What you are asked to do
Copy each line holding the string "tempo".
::::::::::
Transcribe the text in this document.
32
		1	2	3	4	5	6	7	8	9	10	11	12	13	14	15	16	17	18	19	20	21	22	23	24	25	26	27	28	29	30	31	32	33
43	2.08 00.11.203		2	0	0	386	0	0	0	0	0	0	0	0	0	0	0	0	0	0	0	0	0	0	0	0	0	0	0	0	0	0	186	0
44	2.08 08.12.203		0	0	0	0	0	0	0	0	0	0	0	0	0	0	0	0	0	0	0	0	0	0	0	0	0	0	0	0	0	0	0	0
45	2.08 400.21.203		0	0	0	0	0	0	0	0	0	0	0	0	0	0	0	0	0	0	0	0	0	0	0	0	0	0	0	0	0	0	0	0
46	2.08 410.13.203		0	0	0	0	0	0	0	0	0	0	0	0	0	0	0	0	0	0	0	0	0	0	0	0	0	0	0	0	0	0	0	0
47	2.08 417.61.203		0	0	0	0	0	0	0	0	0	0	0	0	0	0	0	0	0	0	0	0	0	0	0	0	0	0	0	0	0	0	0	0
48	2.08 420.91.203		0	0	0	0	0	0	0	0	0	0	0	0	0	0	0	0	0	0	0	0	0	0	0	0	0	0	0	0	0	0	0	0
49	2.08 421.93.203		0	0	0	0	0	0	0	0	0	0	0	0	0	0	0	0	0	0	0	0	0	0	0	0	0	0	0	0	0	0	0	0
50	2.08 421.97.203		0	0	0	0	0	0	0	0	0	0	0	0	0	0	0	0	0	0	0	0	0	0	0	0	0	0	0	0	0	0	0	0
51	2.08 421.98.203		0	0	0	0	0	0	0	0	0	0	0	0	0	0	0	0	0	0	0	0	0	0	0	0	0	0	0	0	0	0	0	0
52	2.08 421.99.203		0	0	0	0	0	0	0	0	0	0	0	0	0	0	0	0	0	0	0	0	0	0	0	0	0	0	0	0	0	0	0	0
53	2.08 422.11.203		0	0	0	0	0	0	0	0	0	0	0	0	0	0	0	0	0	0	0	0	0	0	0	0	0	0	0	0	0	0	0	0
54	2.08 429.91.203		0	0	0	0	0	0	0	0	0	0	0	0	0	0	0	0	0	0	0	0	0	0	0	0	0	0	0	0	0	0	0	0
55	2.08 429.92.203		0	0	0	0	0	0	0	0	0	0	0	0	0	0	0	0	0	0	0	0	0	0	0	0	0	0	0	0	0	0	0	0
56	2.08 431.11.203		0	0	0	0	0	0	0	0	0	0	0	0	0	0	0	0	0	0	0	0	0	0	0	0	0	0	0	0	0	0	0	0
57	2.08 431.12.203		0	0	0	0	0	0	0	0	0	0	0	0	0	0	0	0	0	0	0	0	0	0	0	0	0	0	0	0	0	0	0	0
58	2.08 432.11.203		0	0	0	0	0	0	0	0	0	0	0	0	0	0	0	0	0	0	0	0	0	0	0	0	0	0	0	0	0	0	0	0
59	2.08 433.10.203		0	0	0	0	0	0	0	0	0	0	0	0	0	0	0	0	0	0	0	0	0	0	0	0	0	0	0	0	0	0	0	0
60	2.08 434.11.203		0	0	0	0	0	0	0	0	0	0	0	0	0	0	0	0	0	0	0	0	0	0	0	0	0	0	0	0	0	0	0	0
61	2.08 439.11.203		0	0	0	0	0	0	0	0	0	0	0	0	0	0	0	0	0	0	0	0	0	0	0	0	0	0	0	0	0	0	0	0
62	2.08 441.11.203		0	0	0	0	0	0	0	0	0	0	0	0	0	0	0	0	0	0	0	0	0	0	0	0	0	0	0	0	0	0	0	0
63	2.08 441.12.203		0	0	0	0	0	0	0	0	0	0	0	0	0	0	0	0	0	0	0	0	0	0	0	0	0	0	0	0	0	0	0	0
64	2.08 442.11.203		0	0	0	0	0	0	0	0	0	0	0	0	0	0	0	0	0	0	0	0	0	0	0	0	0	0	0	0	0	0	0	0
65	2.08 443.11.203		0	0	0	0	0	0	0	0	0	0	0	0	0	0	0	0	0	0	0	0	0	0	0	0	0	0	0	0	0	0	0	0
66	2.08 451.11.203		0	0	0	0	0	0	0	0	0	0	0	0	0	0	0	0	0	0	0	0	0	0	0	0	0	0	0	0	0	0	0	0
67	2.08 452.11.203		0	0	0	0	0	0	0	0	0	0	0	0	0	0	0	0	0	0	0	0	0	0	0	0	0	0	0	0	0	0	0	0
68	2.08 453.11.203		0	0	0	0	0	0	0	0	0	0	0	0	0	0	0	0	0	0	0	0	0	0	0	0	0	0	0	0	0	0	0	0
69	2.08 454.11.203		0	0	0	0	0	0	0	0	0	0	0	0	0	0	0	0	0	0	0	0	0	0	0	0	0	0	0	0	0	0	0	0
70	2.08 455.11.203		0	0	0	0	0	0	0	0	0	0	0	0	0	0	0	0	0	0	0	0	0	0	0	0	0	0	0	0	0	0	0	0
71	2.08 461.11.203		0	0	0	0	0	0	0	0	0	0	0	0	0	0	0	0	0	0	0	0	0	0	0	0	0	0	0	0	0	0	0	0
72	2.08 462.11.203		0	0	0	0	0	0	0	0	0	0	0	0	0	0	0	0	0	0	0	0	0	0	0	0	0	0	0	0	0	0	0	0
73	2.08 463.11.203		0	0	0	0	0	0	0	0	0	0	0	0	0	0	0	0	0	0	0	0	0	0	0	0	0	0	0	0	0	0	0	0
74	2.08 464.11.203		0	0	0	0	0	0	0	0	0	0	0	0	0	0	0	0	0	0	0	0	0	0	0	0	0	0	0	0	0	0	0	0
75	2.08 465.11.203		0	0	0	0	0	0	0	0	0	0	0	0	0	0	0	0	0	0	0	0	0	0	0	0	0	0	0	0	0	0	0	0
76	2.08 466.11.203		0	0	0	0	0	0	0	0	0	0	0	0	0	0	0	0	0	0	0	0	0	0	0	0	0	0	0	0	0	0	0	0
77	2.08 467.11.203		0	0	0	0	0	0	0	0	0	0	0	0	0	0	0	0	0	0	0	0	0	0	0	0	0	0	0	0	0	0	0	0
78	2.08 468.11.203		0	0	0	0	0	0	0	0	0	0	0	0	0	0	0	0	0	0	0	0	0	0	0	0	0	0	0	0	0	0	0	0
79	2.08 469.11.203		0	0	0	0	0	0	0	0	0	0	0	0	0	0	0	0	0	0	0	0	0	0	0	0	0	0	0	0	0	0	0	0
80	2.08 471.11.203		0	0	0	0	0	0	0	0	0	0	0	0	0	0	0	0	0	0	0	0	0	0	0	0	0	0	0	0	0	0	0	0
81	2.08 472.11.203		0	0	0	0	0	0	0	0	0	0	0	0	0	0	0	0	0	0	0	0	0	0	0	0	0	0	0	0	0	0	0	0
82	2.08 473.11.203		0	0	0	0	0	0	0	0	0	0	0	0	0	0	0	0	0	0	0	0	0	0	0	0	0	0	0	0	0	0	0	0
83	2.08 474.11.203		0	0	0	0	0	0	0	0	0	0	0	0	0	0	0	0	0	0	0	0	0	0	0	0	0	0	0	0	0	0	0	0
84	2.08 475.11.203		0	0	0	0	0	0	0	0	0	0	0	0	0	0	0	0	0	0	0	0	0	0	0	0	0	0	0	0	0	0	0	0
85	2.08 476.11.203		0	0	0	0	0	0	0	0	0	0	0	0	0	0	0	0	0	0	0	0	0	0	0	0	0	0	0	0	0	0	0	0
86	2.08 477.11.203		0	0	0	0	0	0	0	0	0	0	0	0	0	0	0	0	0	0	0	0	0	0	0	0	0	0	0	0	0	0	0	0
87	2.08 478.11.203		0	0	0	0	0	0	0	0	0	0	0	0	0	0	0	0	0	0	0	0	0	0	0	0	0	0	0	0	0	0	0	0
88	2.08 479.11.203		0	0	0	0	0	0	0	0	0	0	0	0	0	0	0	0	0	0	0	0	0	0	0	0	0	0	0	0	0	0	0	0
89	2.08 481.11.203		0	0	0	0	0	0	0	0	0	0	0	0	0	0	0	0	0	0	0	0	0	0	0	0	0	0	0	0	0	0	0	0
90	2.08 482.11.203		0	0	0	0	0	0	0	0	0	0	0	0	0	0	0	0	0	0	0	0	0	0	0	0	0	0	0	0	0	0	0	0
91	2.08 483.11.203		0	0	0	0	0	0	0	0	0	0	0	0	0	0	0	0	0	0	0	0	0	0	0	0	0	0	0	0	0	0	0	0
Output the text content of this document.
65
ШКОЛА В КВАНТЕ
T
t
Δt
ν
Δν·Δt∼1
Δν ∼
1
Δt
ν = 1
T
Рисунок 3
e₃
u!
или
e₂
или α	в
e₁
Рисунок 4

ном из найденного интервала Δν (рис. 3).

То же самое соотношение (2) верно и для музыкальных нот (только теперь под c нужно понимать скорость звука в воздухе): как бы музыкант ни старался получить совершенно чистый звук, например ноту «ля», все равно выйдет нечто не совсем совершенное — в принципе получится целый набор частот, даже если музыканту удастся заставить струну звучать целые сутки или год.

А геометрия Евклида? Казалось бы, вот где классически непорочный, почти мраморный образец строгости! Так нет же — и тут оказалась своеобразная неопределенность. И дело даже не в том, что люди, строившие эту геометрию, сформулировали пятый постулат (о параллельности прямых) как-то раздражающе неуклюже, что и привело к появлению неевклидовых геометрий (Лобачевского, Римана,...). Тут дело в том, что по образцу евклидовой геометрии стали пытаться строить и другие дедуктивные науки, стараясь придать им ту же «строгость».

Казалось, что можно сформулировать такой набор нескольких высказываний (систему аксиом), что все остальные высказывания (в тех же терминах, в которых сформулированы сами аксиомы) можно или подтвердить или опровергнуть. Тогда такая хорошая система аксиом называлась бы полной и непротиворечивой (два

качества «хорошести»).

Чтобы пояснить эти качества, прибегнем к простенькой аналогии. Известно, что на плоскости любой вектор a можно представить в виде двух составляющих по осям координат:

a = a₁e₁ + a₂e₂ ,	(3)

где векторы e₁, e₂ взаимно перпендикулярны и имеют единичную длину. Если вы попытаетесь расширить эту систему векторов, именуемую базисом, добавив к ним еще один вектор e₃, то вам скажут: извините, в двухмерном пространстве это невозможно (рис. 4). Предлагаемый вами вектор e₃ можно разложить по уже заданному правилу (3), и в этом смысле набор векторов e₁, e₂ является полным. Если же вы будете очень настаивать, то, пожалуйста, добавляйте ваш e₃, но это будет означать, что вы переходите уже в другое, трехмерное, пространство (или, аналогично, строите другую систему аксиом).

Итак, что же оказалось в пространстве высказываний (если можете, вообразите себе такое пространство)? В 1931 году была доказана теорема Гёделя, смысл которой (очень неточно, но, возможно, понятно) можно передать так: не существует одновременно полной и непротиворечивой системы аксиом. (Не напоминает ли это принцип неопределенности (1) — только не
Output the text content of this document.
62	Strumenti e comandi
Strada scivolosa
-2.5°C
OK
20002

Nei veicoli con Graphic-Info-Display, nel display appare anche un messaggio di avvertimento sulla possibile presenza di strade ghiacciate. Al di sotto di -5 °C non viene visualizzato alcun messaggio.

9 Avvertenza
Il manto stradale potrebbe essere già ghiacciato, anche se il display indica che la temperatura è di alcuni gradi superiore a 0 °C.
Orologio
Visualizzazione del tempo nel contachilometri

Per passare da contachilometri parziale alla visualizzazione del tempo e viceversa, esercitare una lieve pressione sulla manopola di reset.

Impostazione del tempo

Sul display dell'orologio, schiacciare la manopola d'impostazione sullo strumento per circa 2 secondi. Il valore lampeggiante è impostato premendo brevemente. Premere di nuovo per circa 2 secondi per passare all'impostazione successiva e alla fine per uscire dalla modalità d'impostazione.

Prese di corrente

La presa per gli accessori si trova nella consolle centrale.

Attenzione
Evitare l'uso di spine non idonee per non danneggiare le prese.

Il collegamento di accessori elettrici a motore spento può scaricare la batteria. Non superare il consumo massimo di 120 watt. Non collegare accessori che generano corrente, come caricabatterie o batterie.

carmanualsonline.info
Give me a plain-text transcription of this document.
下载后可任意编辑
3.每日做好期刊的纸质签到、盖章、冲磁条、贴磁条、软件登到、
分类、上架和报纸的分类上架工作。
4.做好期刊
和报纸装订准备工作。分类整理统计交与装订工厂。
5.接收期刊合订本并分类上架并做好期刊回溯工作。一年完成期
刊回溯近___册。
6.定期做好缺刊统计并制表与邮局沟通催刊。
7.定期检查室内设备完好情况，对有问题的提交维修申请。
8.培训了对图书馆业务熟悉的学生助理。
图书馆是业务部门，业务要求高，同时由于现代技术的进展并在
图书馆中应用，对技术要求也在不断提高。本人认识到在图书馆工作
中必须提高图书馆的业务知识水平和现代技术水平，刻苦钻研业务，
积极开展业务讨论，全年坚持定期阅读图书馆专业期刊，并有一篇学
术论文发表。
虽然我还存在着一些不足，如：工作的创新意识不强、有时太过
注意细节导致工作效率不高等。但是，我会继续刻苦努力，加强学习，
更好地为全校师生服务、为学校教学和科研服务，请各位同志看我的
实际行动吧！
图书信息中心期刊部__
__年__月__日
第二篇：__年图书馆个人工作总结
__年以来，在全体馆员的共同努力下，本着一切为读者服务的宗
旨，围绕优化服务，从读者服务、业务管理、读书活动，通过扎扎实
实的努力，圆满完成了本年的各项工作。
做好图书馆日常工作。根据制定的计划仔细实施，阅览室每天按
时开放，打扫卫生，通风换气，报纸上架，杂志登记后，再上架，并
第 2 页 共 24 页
::::::::::
Exercise response
Visualizzazione del tempo nel contachilometri
Per passare da contachilometri parziale alla visualizzazione del tempo e viceversa, esercitare una lieve pressione sulla manopola di reset.
Impostazione del tempo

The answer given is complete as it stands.